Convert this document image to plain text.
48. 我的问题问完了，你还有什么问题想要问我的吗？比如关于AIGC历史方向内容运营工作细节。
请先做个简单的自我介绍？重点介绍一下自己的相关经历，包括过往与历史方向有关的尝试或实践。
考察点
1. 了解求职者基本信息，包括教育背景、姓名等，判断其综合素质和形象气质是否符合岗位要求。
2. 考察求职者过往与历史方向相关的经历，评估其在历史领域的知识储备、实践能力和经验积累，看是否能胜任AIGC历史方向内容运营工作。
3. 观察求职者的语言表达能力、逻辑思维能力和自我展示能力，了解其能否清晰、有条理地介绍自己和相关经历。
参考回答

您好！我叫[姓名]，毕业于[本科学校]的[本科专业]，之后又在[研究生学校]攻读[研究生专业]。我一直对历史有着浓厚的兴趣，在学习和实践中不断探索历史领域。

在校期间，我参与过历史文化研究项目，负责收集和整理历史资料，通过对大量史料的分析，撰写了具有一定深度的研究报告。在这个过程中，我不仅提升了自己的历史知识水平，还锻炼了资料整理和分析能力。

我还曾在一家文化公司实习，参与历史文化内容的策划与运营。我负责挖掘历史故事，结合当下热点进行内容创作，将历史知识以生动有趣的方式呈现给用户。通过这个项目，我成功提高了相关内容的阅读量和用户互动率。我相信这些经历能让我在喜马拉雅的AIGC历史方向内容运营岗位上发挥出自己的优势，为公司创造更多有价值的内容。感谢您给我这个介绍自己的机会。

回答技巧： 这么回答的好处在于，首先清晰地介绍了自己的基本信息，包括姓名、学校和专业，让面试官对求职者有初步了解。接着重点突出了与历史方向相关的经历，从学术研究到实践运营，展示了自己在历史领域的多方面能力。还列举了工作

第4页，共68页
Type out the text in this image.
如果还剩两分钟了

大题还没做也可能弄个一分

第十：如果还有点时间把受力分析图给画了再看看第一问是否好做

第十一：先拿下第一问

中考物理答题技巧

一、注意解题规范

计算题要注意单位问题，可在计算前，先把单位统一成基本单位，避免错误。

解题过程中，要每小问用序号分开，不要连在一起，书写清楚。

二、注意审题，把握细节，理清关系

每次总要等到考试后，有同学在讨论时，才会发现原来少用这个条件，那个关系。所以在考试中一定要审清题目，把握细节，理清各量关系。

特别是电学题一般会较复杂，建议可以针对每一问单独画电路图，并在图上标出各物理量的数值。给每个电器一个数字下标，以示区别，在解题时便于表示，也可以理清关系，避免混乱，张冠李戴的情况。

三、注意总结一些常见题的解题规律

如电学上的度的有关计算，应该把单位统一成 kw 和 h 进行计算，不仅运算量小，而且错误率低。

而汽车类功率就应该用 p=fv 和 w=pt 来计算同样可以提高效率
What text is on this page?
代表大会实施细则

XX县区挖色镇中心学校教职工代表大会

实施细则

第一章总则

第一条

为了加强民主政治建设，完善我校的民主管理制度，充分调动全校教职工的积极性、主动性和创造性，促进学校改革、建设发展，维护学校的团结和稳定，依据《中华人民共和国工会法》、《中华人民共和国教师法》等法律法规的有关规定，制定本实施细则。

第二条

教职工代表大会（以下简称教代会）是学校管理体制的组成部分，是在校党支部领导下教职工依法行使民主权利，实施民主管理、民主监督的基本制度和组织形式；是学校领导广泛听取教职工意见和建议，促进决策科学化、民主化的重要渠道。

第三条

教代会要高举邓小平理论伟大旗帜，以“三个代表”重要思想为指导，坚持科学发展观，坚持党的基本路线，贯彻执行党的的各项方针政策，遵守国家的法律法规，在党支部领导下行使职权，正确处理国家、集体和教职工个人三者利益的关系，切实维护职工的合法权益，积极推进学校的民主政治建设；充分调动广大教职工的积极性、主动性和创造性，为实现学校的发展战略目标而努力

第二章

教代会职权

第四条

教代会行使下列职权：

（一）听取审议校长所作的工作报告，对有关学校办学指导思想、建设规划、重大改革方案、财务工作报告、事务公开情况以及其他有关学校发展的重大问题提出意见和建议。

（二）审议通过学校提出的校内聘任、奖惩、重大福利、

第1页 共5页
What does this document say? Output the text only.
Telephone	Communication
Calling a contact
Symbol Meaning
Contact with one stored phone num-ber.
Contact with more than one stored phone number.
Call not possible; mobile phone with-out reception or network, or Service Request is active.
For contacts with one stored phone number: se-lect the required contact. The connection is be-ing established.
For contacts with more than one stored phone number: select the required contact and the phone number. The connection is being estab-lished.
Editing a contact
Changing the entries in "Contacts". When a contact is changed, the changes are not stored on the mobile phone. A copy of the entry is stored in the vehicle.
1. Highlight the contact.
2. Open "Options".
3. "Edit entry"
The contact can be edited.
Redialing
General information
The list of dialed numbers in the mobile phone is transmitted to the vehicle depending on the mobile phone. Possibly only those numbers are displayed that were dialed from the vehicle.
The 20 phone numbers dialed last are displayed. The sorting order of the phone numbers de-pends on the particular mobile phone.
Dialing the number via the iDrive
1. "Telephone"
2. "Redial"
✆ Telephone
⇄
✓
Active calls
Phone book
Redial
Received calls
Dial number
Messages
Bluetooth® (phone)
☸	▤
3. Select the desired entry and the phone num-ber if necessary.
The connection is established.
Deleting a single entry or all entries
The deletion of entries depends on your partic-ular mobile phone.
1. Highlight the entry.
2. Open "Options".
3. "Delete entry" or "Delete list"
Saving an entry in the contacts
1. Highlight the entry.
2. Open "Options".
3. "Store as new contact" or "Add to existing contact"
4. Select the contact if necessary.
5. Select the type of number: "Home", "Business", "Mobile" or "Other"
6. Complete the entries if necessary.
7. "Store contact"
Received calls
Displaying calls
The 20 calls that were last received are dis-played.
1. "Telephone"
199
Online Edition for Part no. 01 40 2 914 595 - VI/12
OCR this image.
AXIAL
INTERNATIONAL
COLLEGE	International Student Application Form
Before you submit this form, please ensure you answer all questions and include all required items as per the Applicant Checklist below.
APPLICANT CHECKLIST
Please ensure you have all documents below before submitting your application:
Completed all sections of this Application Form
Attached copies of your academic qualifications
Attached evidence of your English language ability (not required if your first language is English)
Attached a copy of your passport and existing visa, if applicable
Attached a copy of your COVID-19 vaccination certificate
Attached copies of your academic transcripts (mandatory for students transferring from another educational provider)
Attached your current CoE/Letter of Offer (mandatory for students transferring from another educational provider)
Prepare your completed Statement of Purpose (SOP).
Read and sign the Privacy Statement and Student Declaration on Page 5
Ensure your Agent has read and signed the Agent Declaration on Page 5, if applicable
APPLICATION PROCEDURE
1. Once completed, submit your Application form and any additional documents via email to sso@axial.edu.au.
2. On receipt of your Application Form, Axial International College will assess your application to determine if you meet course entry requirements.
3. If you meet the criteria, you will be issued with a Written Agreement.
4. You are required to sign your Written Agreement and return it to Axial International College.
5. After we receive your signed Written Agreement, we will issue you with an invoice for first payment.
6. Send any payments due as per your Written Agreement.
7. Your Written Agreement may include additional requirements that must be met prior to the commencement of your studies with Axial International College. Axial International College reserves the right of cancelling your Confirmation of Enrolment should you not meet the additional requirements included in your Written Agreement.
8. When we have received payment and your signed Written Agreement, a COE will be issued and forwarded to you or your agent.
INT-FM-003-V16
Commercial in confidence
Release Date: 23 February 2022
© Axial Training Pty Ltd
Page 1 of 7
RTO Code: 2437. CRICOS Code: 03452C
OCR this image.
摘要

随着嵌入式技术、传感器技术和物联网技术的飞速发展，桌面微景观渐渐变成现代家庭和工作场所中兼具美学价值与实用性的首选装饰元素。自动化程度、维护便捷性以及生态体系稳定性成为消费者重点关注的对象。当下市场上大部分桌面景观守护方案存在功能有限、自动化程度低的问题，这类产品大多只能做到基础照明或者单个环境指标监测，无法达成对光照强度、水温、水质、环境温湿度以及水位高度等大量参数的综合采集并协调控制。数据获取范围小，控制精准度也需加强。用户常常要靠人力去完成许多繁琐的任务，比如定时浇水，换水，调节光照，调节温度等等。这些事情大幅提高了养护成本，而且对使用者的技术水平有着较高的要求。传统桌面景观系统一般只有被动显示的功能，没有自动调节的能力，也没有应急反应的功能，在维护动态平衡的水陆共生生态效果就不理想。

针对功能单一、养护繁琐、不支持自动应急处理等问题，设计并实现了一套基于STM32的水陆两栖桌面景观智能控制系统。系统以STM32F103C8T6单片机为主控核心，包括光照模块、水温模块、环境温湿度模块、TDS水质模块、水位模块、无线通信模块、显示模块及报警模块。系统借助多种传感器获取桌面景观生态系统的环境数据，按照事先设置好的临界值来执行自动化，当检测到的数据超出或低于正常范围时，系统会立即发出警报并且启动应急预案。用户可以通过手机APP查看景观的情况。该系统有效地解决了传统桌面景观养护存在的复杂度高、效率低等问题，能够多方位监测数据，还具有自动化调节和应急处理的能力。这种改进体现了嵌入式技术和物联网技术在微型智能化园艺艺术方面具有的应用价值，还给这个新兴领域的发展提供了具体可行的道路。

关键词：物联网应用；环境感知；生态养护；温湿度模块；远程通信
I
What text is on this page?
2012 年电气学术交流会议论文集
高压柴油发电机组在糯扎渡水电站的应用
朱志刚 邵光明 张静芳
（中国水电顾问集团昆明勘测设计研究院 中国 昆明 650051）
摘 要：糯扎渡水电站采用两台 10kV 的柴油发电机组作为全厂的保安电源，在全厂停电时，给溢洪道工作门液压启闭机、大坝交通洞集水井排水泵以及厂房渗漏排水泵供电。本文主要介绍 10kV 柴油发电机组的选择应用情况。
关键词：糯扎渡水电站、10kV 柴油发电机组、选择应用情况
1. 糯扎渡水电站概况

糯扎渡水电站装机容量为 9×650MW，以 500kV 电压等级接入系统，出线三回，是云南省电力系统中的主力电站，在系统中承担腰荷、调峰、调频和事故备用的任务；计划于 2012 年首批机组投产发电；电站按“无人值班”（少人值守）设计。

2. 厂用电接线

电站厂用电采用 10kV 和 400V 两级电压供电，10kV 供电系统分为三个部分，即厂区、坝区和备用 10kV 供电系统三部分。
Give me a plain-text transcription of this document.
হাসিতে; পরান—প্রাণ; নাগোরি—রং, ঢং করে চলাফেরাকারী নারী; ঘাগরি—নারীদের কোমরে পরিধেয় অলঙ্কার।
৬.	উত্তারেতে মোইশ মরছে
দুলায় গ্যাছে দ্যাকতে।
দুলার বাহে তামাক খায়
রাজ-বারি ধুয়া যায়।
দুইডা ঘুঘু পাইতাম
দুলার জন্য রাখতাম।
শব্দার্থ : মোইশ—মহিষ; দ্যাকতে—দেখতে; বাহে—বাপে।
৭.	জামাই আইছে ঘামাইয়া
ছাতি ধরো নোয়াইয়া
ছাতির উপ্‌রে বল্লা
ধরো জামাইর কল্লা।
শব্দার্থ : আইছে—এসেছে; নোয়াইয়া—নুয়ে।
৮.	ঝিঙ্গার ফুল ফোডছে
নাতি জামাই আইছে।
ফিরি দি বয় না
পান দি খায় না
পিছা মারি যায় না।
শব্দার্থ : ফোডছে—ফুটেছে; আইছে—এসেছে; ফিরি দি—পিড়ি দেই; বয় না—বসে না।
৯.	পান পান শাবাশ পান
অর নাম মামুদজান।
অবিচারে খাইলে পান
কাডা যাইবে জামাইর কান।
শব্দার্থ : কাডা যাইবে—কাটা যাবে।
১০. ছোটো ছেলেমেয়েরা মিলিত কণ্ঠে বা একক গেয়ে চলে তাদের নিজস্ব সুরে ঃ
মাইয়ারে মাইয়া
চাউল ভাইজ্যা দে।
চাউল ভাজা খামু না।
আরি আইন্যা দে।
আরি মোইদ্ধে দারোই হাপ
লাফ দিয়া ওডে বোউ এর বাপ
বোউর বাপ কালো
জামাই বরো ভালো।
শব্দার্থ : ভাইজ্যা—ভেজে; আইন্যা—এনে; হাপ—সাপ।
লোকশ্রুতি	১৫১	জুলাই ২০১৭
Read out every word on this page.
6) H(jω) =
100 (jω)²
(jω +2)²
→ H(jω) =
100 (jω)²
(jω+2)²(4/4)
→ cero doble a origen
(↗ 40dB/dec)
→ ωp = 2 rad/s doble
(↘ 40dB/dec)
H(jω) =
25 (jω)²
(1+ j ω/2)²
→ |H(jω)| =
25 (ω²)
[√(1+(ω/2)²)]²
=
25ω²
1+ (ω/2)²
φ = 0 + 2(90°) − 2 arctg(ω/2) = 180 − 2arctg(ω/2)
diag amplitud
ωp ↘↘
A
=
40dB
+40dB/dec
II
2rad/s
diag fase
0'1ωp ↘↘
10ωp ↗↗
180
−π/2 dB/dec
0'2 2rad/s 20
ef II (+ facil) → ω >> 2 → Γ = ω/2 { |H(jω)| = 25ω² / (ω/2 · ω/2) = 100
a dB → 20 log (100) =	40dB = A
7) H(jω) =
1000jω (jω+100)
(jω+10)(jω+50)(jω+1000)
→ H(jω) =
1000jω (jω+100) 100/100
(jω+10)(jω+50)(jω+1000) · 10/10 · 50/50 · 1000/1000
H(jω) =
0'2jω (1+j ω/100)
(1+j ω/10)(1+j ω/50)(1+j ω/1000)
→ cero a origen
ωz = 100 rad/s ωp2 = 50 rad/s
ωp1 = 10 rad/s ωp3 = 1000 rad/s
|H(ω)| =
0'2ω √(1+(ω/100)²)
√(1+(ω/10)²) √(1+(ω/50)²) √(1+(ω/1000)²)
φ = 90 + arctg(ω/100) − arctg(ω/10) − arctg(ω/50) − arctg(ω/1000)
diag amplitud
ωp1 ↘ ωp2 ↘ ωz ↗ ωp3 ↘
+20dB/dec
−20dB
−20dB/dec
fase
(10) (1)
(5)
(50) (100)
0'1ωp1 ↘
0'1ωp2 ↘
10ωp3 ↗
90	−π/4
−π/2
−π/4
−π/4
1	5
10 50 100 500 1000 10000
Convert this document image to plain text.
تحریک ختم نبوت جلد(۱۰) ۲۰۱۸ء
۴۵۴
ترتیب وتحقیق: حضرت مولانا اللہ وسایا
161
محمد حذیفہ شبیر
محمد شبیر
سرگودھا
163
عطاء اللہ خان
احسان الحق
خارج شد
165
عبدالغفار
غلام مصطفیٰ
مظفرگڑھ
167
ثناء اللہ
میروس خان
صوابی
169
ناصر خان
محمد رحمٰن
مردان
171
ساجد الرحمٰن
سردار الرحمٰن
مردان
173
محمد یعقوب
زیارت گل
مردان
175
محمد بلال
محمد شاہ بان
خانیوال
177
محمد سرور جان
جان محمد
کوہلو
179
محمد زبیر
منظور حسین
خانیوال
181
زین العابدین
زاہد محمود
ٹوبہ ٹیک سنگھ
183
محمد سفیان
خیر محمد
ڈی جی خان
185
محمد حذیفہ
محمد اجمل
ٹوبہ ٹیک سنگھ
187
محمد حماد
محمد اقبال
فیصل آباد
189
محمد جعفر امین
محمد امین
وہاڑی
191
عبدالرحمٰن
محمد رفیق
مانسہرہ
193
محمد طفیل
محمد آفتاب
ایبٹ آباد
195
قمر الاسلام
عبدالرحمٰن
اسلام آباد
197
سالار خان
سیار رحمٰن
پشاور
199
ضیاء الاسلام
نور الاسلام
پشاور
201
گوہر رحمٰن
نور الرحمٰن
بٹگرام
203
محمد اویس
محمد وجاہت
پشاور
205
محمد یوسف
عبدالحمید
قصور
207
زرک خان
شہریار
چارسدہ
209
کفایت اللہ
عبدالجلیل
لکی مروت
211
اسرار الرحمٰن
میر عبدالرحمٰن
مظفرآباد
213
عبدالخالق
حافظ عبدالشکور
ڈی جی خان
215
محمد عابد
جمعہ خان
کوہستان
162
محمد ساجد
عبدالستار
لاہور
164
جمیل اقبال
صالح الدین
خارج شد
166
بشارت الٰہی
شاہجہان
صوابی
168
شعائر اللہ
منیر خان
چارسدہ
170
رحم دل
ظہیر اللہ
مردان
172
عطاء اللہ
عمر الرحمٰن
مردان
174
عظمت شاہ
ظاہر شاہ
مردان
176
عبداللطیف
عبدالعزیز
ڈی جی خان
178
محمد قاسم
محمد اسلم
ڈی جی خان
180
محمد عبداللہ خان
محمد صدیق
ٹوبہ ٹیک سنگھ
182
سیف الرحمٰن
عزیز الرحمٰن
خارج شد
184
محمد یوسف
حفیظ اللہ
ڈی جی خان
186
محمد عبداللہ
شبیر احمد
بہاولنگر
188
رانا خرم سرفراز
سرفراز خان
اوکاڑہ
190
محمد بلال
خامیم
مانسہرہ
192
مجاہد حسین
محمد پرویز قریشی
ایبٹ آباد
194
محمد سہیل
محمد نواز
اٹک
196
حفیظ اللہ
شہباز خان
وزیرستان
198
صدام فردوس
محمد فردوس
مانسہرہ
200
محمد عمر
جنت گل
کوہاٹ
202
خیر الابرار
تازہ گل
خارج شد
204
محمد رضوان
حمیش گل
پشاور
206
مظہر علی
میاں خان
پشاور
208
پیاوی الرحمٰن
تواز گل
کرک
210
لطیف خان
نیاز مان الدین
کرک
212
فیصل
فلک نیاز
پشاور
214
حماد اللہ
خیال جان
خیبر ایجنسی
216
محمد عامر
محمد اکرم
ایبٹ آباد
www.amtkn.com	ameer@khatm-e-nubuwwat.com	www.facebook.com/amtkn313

### WHAT IS BEING ASKED
Each line above that includes "issued" should be shown.

### OUTPUT
3. If you meet the criteria, you will be issued with a Written Agreement.
8. When we have received payment and your signed Written Agreement, a COE will be issued and forwarded to you or your agent.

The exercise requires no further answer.